:: Aim of the exercise ::
Print every entry word for word, but omit the pictures.

*** Given records ***

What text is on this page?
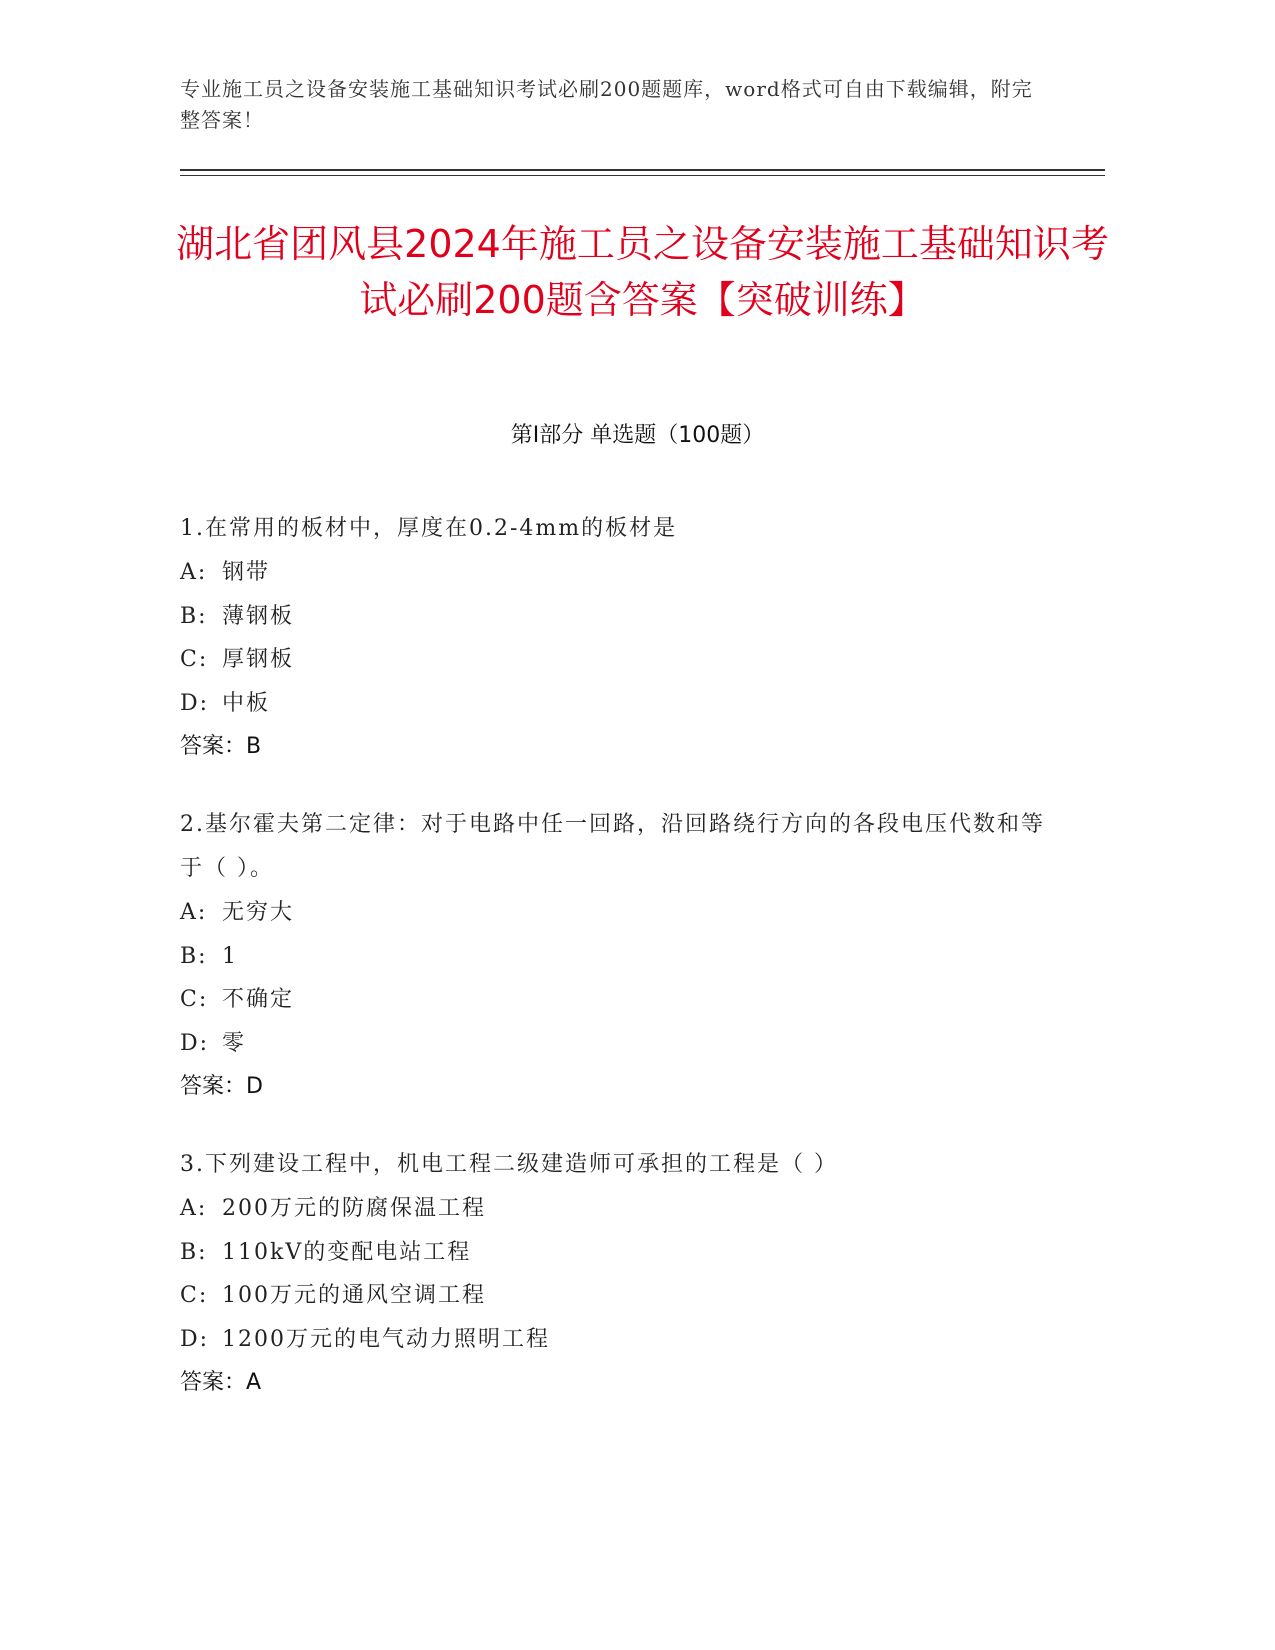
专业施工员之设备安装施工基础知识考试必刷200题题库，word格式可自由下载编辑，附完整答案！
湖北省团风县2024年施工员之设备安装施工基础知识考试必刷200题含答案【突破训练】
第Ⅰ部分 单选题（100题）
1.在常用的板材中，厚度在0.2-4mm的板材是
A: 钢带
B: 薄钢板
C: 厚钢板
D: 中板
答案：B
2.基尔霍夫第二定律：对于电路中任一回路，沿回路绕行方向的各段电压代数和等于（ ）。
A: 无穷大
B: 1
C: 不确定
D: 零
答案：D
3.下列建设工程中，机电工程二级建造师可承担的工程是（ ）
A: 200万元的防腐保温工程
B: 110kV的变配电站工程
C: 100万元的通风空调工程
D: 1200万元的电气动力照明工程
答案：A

***

:: Finished task ::
What text is on this page?
专业施工员之设备安装施工基础知识考试必刷200题题库，word格式可自由下载编辑，附完整答案！
湖北省团风县2024年施工员之设备安装施工基础知识考试必刷200题含答案【突破训练】
第Ⅰ部分 单选题（100题）
1.在常用的板材中，厚度在0.2-4mm的板材是
A: 钢带
B: 薄钢板
C: 厚钢板
D: 中板
答案：B
2.基尔霍夫第二定律：对于电路中任一回路，沿回路绕行方向的各段电压代数和等于（ ）。
A: 无穷大
B: 1
C: 不确定
D: 零
答案：D
3.下列建设工程中，机电工程二级建造师可承担的工程是（ ）
A: 200万元的防腐保温工程
B: 110kV的变配电站工程
C: 100万元的通风空调工程
D: 1200万元的电气动力照明工程
答案：A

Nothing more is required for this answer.